** Exercise directions **
Copy all of the material word for word, except for the pictures.

** Stored records **
<<<<
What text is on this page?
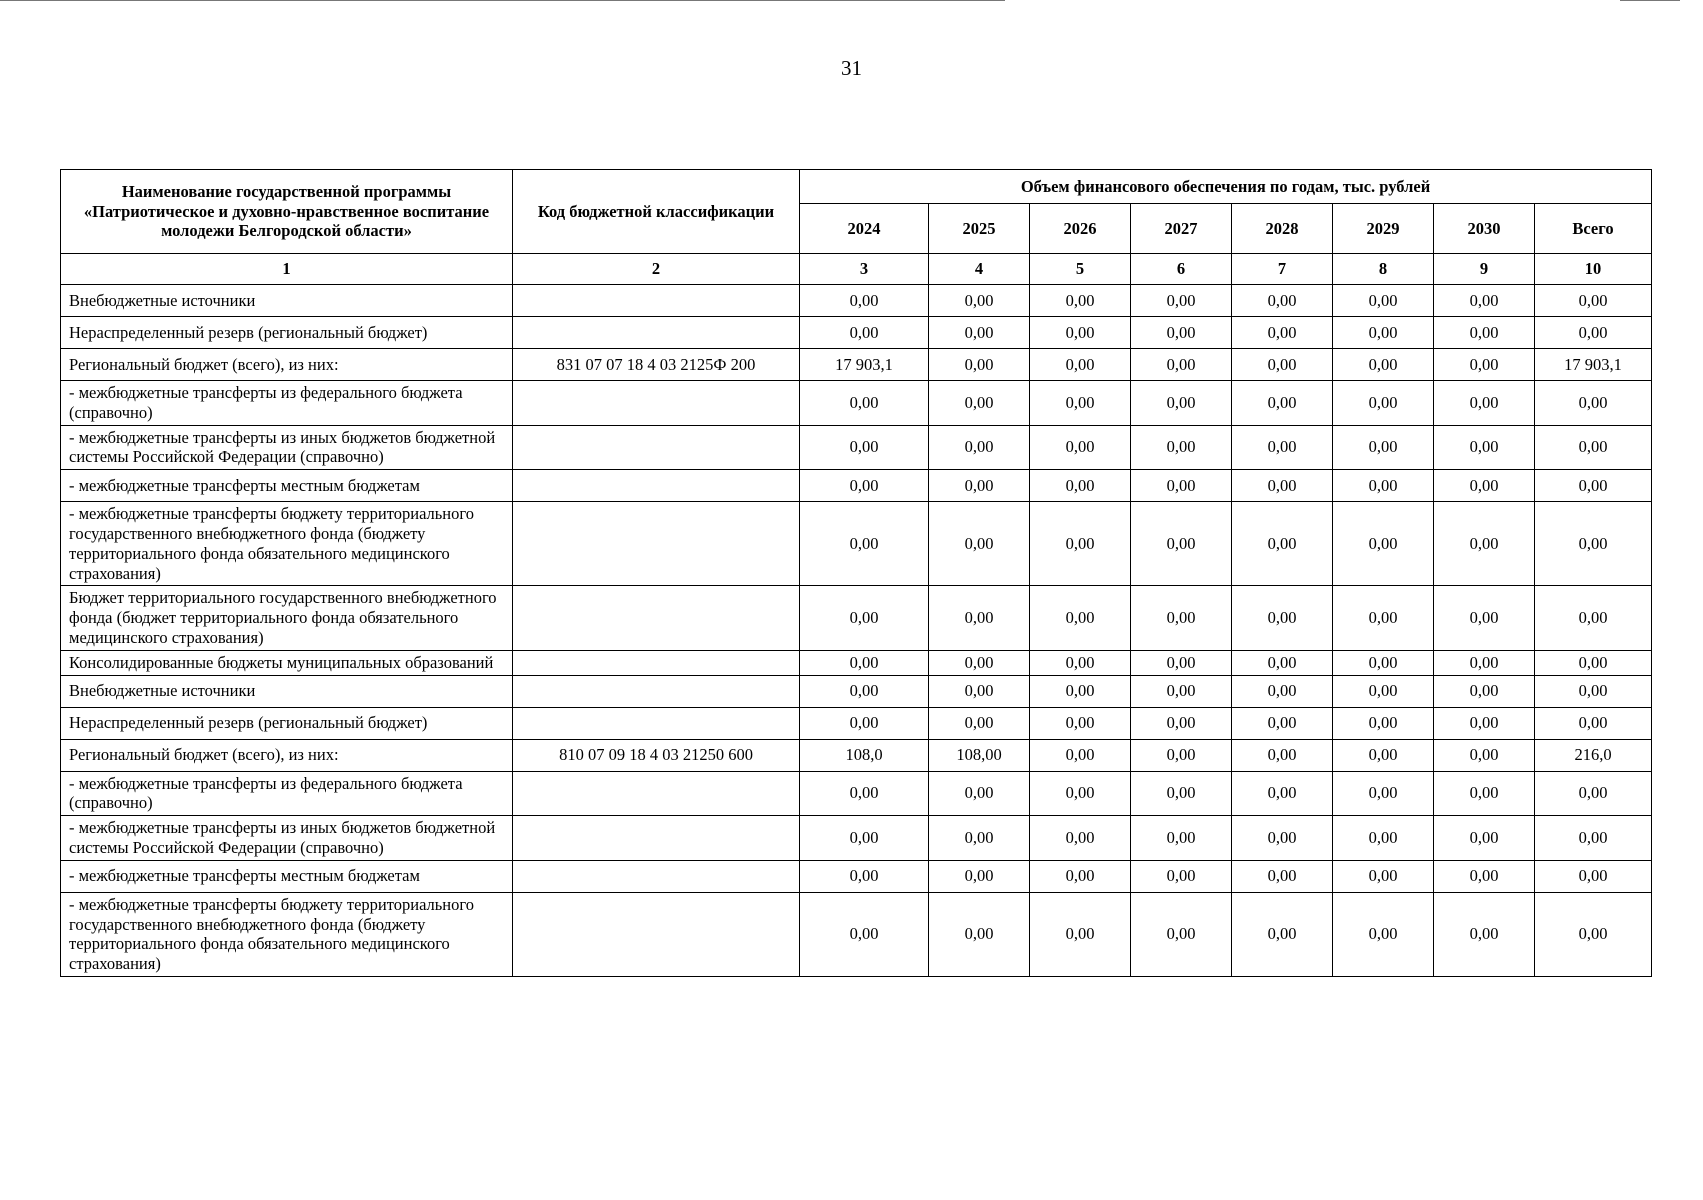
31
Наименование государственной программы «Патриотическое и духовно-нравственное воспитание молодежи Белгородской области»	Код бюджетной классификации	Объем финансового обеспечения по годам, тыс. рублей							
		2024	2025	2026	2027	2028	2029	2030	Всего
1	2	3	4	5	6	7	8	9	10
Внебюджетные источники		0,00	0,00	0,00	0,00	0,00	0,00	0,00	0,00
Нераспределенный резерв (региональный бюджет)		0,00	0,00	0,00	0,00	0,00	0,00	0,00	0,00
Региональный бюджет (всего), из них:	831 07 07 18 4 03 2125Ф 200	17 903,1	0,00	0,00	0,00	0,00	0,00	0,00	17 903,1
- межбюджетные трансферты из федерального бюджета (справочно)		0,00	0,00	0,00	0,00	0,00	0,00	0,00	0,00
- межбюджетные трансферты из иных бюджетов бюджетной системы Российской Федерации (справочно)		0,00	0,00	0,00	0,00	0,00	0,00	0,00	0,00
- межбюджетные трансферты местным бюджетам		0,00	0,00	0,00	0,00	0,00	0,00	0,00	0,00
- межбюджетные трансферты бюджету территориального государственного внебюджетного фонда (бюджету территориального фонда обязательного медицинского страхования)		0,00	0,00	0,00	0,00	0,00	0,00	0,00	0,00
Бюджет территориального государственного внебюджетного фонда (бюджет территориального фонда обязательного медицинского страхования)		0,00	0,00	0,00	0,00	0,00	0,00	0,00	0,00
Консолидированные бюджеты муниципальных образований		0,00	0,00	0,00	0,00	0,00	0,00	0,00	0,00
Внебюджетные источники		0,00	0,00	0,00	0,00	0,00	0,00	0,00	0,00
Нераспределенный резерв (региональный бюджет)		0,00	0,00	0,00	0,00	0,00	0,00	0,00	0,00
Региональный бюджет (всего), из них:	810 07 09 18 4 03 21250 600	108,0	108,00	0,00	0,00	0,00	0,00	0,00	216,0
- межбюджетные трансферты из федерального бюджета (справочно)		0,00	0,00	0,00	0,00	0,00	0,00	0,00	0,00
- межбюджетные трансферты из иных бюджетов бюджетной системы Российской Федерации (справочно)		0,00	0,00	0,00	0,00	0,00	0,00	0,00	0,00
- межбюджетные трансферты местным бюджетам		0,00	0,00	0,00	0,00	0,00	0,00	0,00	0,00
- межбюджетные трансферты бюджету территориального государственного внебюджетного фонда (бюджету территориального фонда обязательного медицинского страхования)		0,00	0,00	0,00	0,00	0,00	0,00	0,00	0,00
>>>>
** Final result **
What text is on this page?
31
Наименование государственной программы «Патриотическое и духовно-нравственное воспитание молодежи Белгородской области»	Код бюджетной классификации	Объем финансового обеспечения по годам, тыс. рублей							
		2024	2025	2026	2027	2028	2029	2030	Всего
1	2	3	4	5	6	7	8	9	10
Внебюджетные источники		0,00	0,00	0,00	0,00	0,00	0,00	0,00	0,00
Нераспределенный резерв (региональный бюджет)		0,00	0,00	0,00	0,00	0,00	0,00	0,00	0,00
Региональный бюджет (всего), из них:	831 07 07 18 4 03 2125Ф 200	17 903,1	0,00	0,00	0,00	0,00	0,00	0,00	17 903,1
- межбюджетные трансферты из федерального бюджета (справочно)		0,00	0,00	0,00	0,00	0,00	0,00	0,00	0,00
- межбюджетные трансферты из иных бюджетов бюджетной системы Российской Федерации (справочно)		0,00	0,00	0,00	0,00	0,00	0,00	0,00	0,00
- межбюджетные трансферты местным бюджетам		0,00	0,00	0,00	0,00	0,00	0,00	0,00	0,00
- межбюджетные трансферты бюджету территориального государственного внебюджетного фонда (бюджету территориального фонда обязательного медицинского страхования)		0,00	0,00	0,00	0,00	0,00	0,00	0,00	0,00
Бюджет территориального государственного внебюджетного фонда (бюджет территориального фонда обязательного медицинского страхования)		0,00	0,00	0,00	0,00	0,00	0,00	0,00	0,00
Консолидированные бюджеты муниципальных образований		0,00	0,00	0,00	0,00	0,00	0,00	0,00	0,00
Внебюджетные источники		0,00	0,00	0,00	0,00	0,00	0,00	0,00	0,00
Нераспределенный резерв (региональный бюджет)		0,00	0,00	0,00	0,00	0,00	0,00	0,00	0,00
Региональный бюджет (всего), из них:	810 07 09 18 4 03 21250 600	108,0	108,00	0,00	0,00	0,00	0,00	0,00	216,0
- межбюджетные трансферты из федерального бюджета (справочно)		0,00	0,00	0,00	0,00	0,00	0,00	0,00	0,00
- межбюджетные трансферты из иных бюджетов бюджетной системы Российской Федерации (справочно)		0,00	0,00	0,00	0,00	0,00	0,00	0,00	0,00
- межбюджетные трансферты местным бюджетам		0,00	0,00	0,00	0,00	0,00	0,00	0,00	0,00
- межбюджетные трансферты бюджету территориального государственного внебюджетного фонда (бюджету территориального фонда обязательного медицинского страхования)		0,00	0,00	0,00	0,00	0,00	0,00	0,00	0,00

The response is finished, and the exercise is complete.